▶ **Information supplied**:

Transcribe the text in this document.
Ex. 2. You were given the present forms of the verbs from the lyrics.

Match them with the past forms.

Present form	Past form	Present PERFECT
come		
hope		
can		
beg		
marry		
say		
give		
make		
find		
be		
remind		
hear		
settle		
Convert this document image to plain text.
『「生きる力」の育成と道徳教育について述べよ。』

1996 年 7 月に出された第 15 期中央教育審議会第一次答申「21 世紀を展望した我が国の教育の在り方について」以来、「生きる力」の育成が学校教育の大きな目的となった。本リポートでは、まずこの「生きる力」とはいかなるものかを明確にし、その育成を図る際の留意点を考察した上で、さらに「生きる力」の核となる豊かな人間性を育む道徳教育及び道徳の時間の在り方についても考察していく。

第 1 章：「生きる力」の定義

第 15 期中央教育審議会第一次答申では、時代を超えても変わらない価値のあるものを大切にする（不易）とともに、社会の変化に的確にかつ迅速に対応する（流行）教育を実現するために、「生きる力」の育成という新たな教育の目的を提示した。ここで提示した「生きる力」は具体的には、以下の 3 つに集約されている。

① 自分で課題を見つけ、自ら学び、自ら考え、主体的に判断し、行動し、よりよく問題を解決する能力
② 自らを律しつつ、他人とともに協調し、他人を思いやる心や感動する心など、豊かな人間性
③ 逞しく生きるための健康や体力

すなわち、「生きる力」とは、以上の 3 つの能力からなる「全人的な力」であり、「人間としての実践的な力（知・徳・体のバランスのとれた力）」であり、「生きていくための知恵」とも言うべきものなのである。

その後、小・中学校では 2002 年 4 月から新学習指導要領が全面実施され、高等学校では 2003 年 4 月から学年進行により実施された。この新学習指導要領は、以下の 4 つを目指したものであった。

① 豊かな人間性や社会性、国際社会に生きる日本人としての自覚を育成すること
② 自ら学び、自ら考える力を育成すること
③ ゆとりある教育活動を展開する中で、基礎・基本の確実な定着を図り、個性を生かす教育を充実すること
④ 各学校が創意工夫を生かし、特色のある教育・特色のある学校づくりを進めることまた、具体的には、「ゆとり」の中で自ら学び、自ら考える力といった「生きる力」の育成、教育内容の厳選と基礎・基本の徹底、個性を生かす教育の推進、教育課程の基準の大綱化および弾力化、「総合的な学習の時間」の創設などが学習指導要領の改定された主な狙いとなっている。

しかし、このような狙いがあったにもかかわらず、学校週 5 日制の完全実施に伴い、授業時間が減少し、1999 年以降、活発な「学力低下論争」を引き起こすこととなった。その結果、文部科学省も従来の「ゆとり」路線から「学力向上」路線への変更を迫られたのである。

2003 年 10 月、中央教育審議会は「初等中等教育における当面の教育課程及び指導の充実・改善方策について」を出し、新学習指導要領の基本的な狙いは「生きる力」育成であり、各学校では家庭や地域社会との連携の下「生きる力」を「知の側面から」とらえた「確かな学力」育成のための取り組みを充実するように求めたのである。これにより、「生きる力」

▶ **Task brief**: Reproduce only the lines from the line containing "Convert this document image to plain text." to the last line of the material above, both of those lines included.

▶ **The output**:
Convert this document image to plain text.
『「生きる力」の育成と道徳教育について述べよ。』

1996 年 7 月に出された第 15 期中央教育審議会第一次答申「21 世紀を展望した我が国の教育の在り方について」以来、「生きる力」の育成が学校教育の大きな目的となった。本リポートでは、まずこの「生きる力」とはいかなるものかを明確にし、その育成を図る際の留意点を考察した上で、さらに「生きる力」の核となる豊かな人間性を育む道徳教育及び道徳の時間の在り方についても考察していく。

第 1 章：「生きる力」の定義

第 15 期中央教育審議会第一次答申では、時代を超えても変わらない価値のあるものを大切にする（不易）とともに、社会の変化に的確にかつ迅速に対応する（流行）教育を実現するために、「生きる力」の育成という新たな教育の目的を提示した。ここで提示した「生きる力」は具体的には、以下の 3 つに集約されている。

① 自分で課題を見つけ、自ら学び、自ら考え、主体的に判断し、行動し、よりよく問題を解決する能力
② 自らを律しつつ、他人とともに協調し、他人を思いやる心や感動する心など、豊かな人間性
③ 逞しく生きるための健康や体力

すなわち、「生きる力」とは、以上の 3 つの能力からなる「全人的な力」であり、「人間としての実践的な力（知・徳・体のバランスのとれた力）」であり、「生きていくための知恵」とも言うべきものなのである。

その後、小・中学校では 2002 年 4 月から新学習指導要領が全面実施され、高等学校では 2003 年 4 月から学年進行により実施された。この新学習指導要領は、以下の 4 つを目指したものであった。

① 豊かな人間性や社会性、国際社会に生きる日本人としての自覚を育成すること
② 自ら学び、自ら考える力を育成すること
③ ゆとりある教育活動を展開する中で、基礎・基本の確実な定着を図り、個性を生かす教育を充実すること
④ 各学校が創意工夫を生かし、特色のある教育・特色のある学校づくりを進めることまた、具体的には、「ゆとり」の中で自ら学び、自ら考える力といった「生きる力」の育成、教育内容の厳選と基礎・基本の徹底、個性を生かす教育の推進、教育課程の基準の大綱化および弾力化、「総合的な学習の時間」の創設などが学習指導要領の改定された主な狙いとなっている。

しかし、このような狙いがあったにもかかわらず、学校週 5 日制の完全実施に伴い、授業時間が減少し、1999 年以降、活発な「学力低下論争」を引き起こすこととなった。その結果、文部科学省も従来の「ゆとり」路線から「学力向上」路線への変更を迫られたのである。

2003 年 10 月、中央教育審議会は「初等中等教育における当面の教育課程及び指導の充実・改善方策について」を出し、新学習指導要領の基本的な狙いは「生きる力」育成であり、各学校では家庭や地域社会との連携の下「生きる力」を「知の側面から」とらえた「確かな学力」育成のための取り組みを充実するように求めたのである。これにより、「生きる力」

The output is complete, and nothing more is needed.